**TASK PROMPT:** Return the entries below in their exact form, leaving the pictures out.

**TASK INPUT:**
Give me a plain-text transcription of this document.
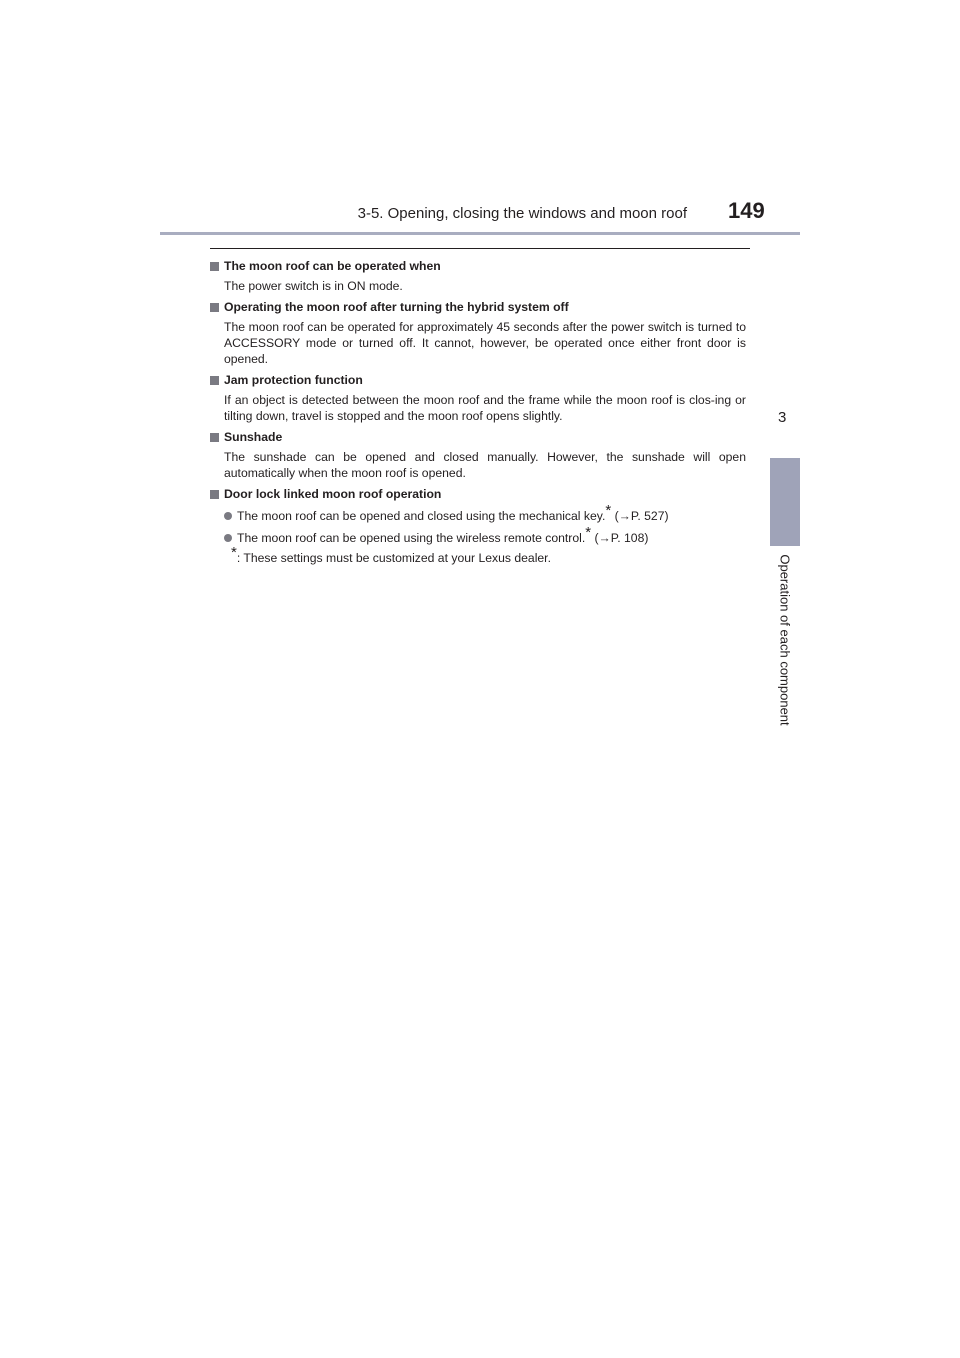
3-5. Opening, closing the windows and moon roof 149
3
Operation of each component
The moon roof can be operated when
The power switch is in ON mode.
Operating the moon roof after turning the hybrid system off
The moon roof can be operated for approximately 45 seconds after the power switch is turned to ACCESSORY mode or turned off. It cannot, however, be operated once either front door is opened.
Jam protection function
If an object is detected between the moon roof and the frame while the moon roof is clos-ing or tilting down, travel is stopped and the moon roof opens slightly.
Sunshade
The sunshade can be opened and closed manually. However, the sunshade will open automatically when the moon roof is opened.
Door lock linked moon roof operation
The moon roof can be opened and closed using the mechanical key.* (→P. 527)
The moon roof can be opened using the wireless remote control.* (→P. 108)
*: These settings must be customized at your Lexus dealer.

**TASK OUTPUT:**
Give me a plain-text transcription of this document.
3-5. Opening, closing the windows and moon roof 149
3
Operation of each component
The moon roof can be operated when
The power switch is in ON mode.
Operating the moon roof after turning the hybrid system off
The moon roof can be operated for approximately 45 seconds after the power switch is turned to ACCESSORY mode or turned off. It cannot, however, be operated once either front door is opened.
Jam protection function
If an object is detected between the moon roof and the frame while the moon roof is clos-ing or tilting down, travel is stopped and the moon roof opens slightly.
Sunshade
The sunshade can be opened and closed manually. However, the sunshade will open automatically when the moon roof is opened.
Door lock linked moon roof operation
The moon roof can be opened and closed using the mechanical key.* (→P. 527)
The moon roof can be opened using the wireless remote control.* (→P. 108)
*: These settings must be customized at your Lexus dealer.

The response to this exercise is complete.